*WRITTEN TASK:* Make an exact copy of all the records.

-- start of SOURCE MATERIAL --

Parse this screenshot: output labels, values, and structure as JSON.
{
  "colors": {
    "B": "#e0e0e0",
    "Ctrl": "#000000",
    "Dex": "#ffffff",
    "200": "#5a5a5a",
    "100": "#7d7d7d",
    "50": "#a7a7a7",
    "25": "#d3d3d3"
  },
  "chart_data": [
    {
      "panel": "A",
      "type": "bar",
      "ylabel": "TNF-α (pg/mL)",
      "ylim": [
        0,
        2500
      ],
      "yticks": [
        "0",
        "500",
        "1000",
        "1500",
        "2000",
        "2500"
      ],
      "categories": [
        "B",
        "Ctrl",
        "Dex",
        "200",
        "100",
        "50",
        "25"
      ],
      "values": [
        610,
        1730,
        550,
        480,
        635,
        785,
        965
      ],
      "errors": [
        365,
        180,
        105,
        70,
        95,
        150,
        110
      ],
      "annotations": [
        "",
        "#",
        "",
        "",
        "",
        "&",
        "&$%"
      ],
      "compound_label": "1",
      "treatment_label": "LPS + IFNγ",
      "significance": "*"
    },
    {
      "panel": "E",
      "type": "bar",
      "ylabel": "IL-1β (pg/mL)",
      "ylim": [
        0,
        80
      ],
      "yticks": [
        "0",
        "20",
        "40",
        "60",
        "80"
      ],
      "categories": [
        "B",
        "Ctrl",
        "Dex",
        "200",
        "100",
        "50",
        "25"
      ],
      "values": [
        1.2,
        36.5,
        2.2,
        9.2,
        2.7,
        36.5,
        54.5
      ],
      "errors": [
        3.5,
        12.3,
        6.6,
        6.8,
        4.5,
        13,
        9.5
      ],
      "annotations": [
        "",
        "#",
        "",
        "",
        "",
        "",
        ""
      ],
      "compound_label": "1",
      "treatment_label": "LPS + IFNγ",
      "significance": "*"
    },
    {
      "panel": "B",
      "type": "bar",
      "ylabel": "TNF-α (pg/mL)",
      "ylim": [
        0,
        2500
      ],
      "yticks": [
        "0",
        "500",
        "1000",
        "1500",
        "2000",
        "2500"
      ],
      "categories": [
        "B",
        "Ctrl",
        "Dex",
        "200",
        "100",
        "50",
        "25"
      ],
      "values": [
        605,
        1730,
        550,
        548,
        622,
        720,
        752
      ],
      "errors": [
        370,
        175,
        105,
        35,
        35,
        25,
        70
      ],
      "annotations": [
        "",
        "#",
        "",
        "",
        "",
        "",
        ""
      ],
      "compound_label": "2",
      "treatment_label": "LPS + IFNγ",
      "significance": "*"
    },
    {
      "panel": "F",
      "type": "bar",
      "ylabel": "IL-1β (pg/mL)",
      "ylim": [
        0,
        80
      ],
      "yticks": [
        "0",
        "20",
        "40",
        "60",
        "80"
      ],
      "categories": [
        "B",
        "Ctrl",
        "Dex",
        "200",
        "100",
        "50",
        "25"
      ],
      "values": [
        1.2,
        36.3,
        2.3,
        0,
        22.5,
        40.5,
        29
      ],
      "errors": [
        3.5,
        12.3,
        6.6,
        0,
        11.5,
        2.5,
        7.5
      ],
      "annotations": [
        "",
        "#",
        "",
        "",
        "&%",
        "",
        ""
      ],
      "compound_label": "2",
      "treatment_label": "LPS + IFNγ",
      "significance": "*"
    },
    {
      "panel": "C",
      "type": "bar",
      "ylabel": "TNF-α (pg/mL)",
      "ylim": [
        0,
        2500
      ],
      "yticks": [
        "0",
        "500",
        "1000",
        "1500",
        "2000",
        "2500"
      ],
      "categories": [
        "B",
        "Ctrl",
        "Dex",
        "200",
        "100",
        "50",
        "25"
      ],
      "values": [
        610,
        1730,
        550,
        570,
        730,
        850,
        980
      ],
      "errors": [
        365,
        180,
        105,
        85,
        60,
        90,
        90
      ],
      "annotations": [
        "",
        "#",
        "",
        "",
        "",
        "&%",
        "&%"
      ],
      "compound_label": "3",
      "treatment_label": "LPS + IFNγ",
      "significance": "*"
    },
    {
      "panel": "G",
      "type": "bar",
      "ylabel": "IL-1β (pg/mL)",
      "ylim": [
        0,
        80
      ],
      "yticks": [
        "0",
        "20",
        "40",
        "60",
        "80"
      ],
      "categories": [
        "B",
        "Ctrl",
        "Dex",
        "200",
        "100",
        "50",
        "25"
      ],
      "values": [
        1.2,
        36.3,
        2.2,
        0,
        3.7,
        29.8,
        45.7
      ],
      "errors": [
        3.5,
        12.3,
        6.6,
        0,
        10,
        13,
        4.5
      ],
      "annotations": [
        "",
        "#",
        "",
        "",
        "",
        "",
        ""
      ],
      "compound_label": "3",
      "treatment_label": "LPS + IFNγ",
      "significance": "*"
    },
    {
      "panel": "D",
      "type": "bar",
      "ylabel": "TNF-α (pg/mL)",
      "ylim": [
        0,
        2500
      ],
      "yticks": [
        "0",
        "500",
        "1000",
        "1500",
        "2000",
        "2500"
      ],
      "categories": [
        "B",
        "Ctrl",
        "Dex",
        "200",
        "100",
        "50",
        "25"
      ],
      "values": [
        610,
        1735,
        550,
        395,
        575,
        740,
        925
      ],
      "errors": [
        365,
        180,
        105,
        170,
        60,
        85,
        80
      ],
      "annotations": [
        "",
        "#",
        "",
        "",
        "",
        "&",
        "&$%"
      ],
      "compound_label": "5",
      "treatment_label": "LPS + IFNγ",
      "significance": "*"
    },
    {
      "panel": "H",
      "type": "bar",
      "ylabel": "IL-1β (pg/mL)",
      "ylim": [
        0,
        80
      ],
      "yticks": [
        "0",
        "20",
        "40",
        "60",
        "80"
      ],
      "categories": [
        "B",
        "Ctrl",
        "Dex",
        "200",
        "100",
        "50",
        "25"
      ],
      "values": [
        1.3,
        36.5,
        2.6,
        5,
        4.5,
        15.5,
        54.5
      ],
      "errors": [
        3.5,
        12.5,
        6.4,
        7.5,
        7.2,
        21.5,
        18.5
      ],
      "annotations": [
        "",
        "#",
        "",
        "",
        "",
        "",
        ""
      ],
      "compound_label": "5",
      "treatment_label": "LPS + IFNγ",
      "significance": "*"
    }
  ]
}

-- end of SOURCE MATERIAL --

*FINAL RESULT:*
Parse this screenshot: output labels, values, and structure as JSON.
{
  "colors": {
    "B": "#e0e0e0",
    "Ctrl": "#000000",
    "Dex": "#ffffff",
    "200": "#5a5a5a",
    "100": "#7d7d7d",
    "50": "#a7a7a7",
    "25": "#d3d3d3"
  },
  "chart_data": [
    {
      "panel": "A",
      "type": "bar",
      "ylabel": "TNF-α (pg/mL)",
      "ylim": [
        0,
        2500
      ],
      "yticks": [
        "0",
        "500",
        "1000",
        "1500",
        "2000",
        "2500"
      ],
      "categories": [
        "B",
        "Ctrl",
        "Dex",
        "200",
        "100",
        "50",
        "25"
      ],
      "values": [
        610,
        1730,
        550,
        480,
        635,
        785,
        965
      ],
      "errors": [
        365,
        180,
        105,
        70,
        95,
        150,
        110
      ],
      "annotations": [
        "",
        "#",
        "",
        "",
        "",
        "&",
        "&$%"
      ],
      "compound_label": "1",
      "treatment_label": "LPS + IFNγ",
      "significance": "*"
    },
    {
      "panel": "E",
      "type": "bar",
      "ylabel": "IL-1β (pg/mL)",
      "ylim": [
        0,
        80
      ],
      "yticks": [
        "0",
        "20",
        "40",
        "60",
        "80"
      ],
      "categories": [
        "B",
        "Ctrl",
        "Dex",
        "200",
        "100",
        "50",
        "25"
      ],
      "values": [
        1.2,
        36.5,
        2.2,
        9.2,
        2.7,
        36.5,
        54.5
      ],
      "errors": [
        3.5,
        12.3,
        6.6,
        6.8,
        4.5,
        13,
        9.5
      ],
      "annotations": [
        "",
        "#",
        "",
        "",
        "",
        "",
        ""
      ],
      "compound_label": "1",
      "treatment_label": "LPS + IFNγ",
      "significance": "*"
    },
    {
      "panel": "B",
      "type": "bar",
      "ylabel": "TNF-α (pg/mL)",
      "ylim": [
        0,
        2500
      ],
      "yticks": [
        "0",
        "500",
        "1000",
        "1500",
        "2000",
        "2500"
      ],
      "categories": [
        "B",
        "Ctrl",
        "Dex",
        "200",
        "100",
        "50",
        "25"
      ],
      "values": [
        605,
        1730,
        550,
        548,
        622,
        720,
        752
      ],
      "errors": [
        370,
        175,
        105,
        35,
        35,
        25,
        70
      ],
      "annotations": [
        "",
        "#",
        "",
        "",
        "",
        "",
        ""
      ],
      "compound_label": "2",
      "treatment_label": "LPS + IFNγ",
      "significance": "*"
    },
    {
      "panel": "F",
      "type": "bar",
      "ylabel": "IL-1β (pg/mL)",
      "ylim": [
        0,
        80
      ],
      "yticks": [
        "0",
        "20",
        "40",
        "60",
        "80"
      ],
      "categories": [
        "B",
        "Ctrl",
        "Dex",
        "200",
        "100",
        "50",
        "25"
      ],
      "values": [
        1.2,
        36.3,
        2.3,
        0,
        22.5,
        40.5,
        29
      ],
      "errors": [
        3.5,
        12.3,
        6.6,
        0,
        11.5,
        2.5,
        7.5
      ],
      "annotations": [
        "",
        "#",
        "",
        "",
        "&%",
        "",
        ""
      ],
      "compound_label": "2",
      "treatment_label": "LPS + IFNγ",
      "significance": "*"
    },
    {
      "panel": "C",
      "type": "bar",
      "ylabel": "TNF-α (pg/mL)",
      "ylim": [
        0,
        2500
      ],
      "yticks": [
        "0",
        "500",
        "1000",
        "1500",
        "2000",
        "2500"
      ],
      "categories": [
        "B",
        "Ctrl",
        "Dex",
        "200",
        "100",
        "50",
        "25"
      ],
      "values": [
        610,
        1730,
        550,
        570,
        730,
        850,
        980
      ],
      "errors": [
        365,
        180,
        105,
        85,
        60,
        90,
        90
      ],
      "annotations": [
        "",
        "#",
        "",
        "",
        "",
        "&%",
        "&%"
      ],
      "compound_label": "3",
      "treatment_label": "LPS + IFNγ",
      "significance": "*"
    },
    {
      "panel": "G",
      "type": "bar",
      "ylabel": "IL-1β (pg/mL)",
      "ylim": [
        0,
        80
      ],
      "yticks": [
        "0",
        "20",
        "40",
        "60",
        "80"
      ],
      "categories": [
        "B",
        "Ctrl",
        "Dex",
        "200",
        "100",
        "50",
        "25"
      ],
      "values": [
        1.2,
        36.3,
        2.2,
        0,
        3.7,
        29.8,
        45.7
      ],
      "errors": [
        3.5,
        12.3,
        6.6,
        0,
        10,
        13,
        4.5
      ],
      "annotations": [
        "",
        "#",
        "",
        "",
        "",
        "",
        ""
      ],
      "compound_label": "3",
      "treatment_label": "LPS + IFNγ",
      "significance": "*"
    },
    {
      "panel": "D",
      "type": "bar",
      "ylabel": "TNF-α (pg/mL)",
      "ylim": [
        0,
        2500
      ],
      "yticks": [
        "0",
        "500",
        "1000",
        "1500",
        "2000",
        "2500"
      ],
      "categories": [
        "B",
        "Ctrl",
        "Dex",
        "200",
        "100",
        "50",
        "25"
      ],
      "values": [
        610,
        1735,
        550,
        395,
        575,
        740,
        925
      ],
      "errors": [
        365,
        180,
        105,
        170,
        60,
        85,
        80
      ],
      "annotations": [
        "",
        "#",
        "",
        "",
        "",
        "&",
        "&$%"
      ],
      "compound_label": "5",
      "treatment_label": "LPS + IFNγ",
      "significance": "*"
    },
    {
      "panel": "H",
      "type": "bar",
      "ylabel": "IL-1β (pg/mL)",
      "ylim": [
        0,
        80
      ],
      "yticks": [
        "0",
        "20",
        "40",
        "60",
        "80"
      ],
      "categories": [
        "B",
        "Ctrl",
        "Dex",
        "200",
        "100",
        "50",
        "25"
      ],
      "values": [
        1.3,
        36.5,
        2.6,
        5,
        4.5,
        15.5,
        54.5
      ],
      "errors": [
        3.5,
        12.5,
        6.4,
        7.5,
        7.2,
        21.5,
        18.5
      ],
      "annotations": [
        "",
        "#",
        "",
        "",
        "",
        "",
        ""
      ],
      "compound_label": "5",
      "treatment_label": "LPS + IFNγ",
      "significance": "*"
    }
  ]
}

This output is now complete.